Direction
Copy the data that follows, character for character, minus the pictures.

Stored entries:
>> Start

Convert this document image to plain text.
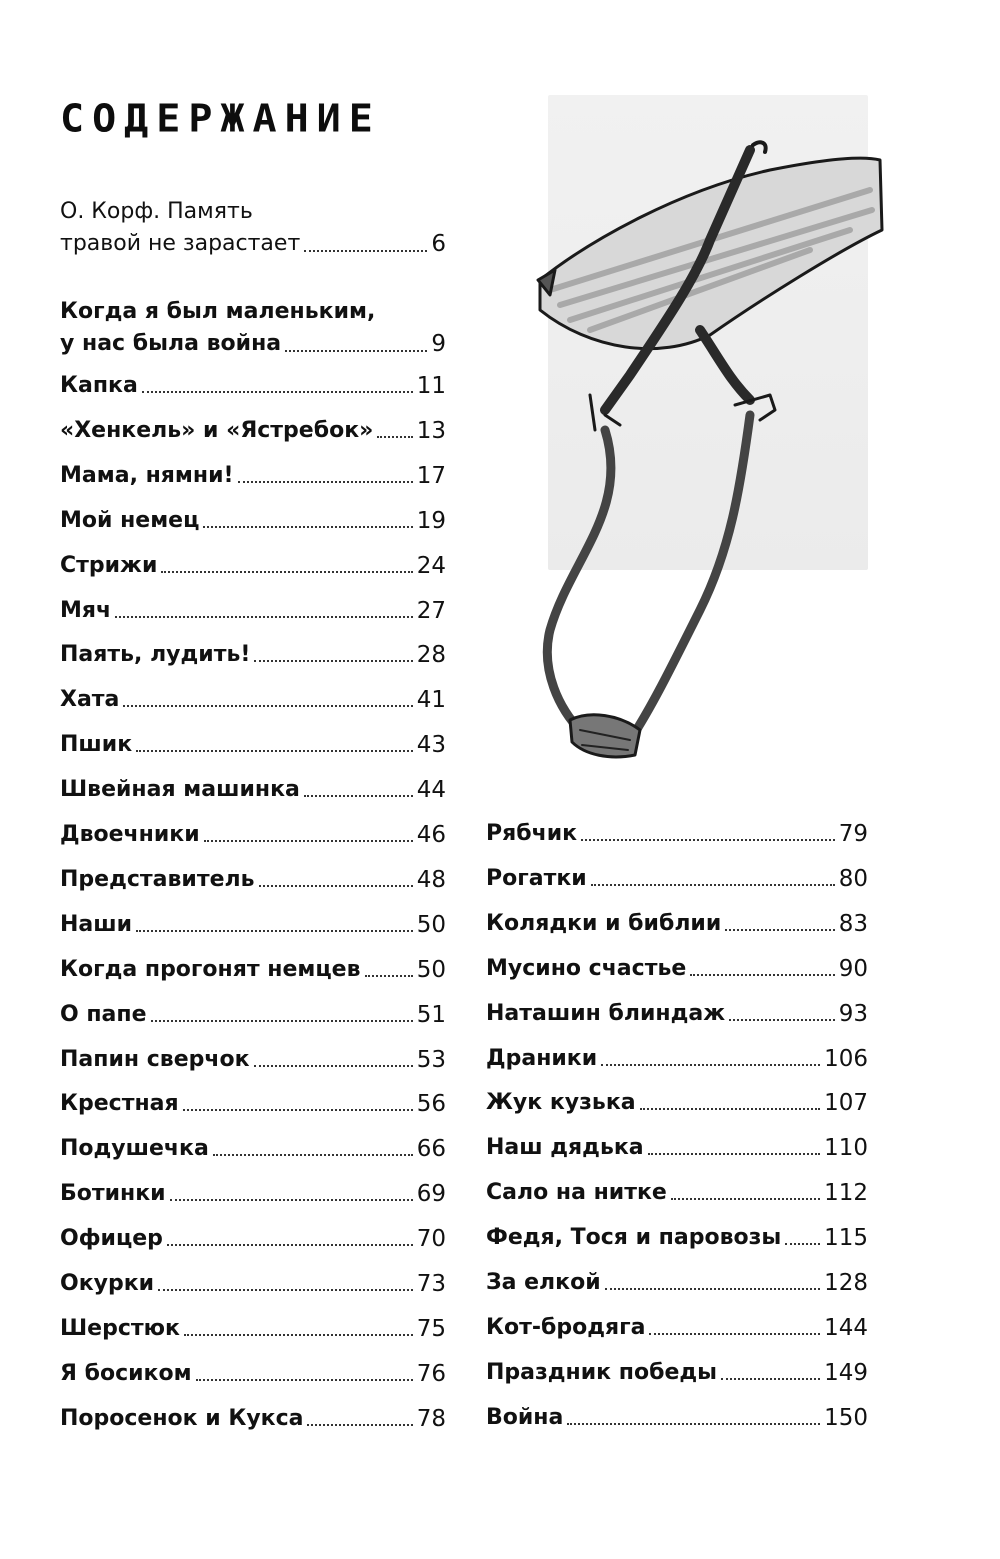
СОДЕРЖАНИЕ
О. Корф. Память
травой не зарастает	6
Когда я был маленьким,
у нас была война	9
Капка	11
«Хенкель» и «Ястребок» 13
Мама, нямни!	17
Мой немец	19
Стрижи	24
Мяч	27
Паять, лудить!	28
Хата	41
Пшик	43
Швейная машинка	44
Двоечники	46
Представитель	48
Наши	50
Когда прогонят немцев 50
О папе	51
Папин сверчок	53
Крестная	56
Подушечка	66
Ботинки	69
Офицер	70
Окурки	73
Шерстюк	75
Я босиком	76
Поросенок и Кукса	78
Рябчик	79
Рогатки	80
Колядки и библии	83
Мусино счастье	90
Наташин блиндаж	93
Драники	106
Жук кузька	107
Наш дядька	110
Сало на нитке	112
Федя, Тося и паровозы 115
За елкой	128
Кот-бродяга	144
Праздник победы	149
Война	150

>> End

Correct response
Convert this document image to plain text.
СОДЕРЖАНИЕ
О. Корф. Память
травой не зарастает	6
Когда я был маленьким,
у нас была война	9
Капка	11
«Хенкель» и «Ястребок» 13
Мама, нямни!	17
Мой немец	19
Стрижи	24
Мяч	27
Паять, лудить!	28
Хата	41
Пшик	43
Швейная машинка	44
Двоечники	46
Представитель	48
Наши	50
Когда прогонят немцев 50
О папе	51
Папин сверчок	53
Крестная	56
Подушечка	66
Ботинки	69
Офицер	70
Окурки	73
Шерстюк	75
Я босиком	76
Поросенок и Кукса	78
Рябчик	79
Рогатки	80
Колядки и библии	83
Мусино счастье	90
Наташин блиндаж	93
Драники	106
Жук кузька	107
Наш дядька	110
Сало на нитке	112
Федя, Тося и паровозы 115
За елкой	128
Кот-бродяга	144
Праздник победы	149
Война	150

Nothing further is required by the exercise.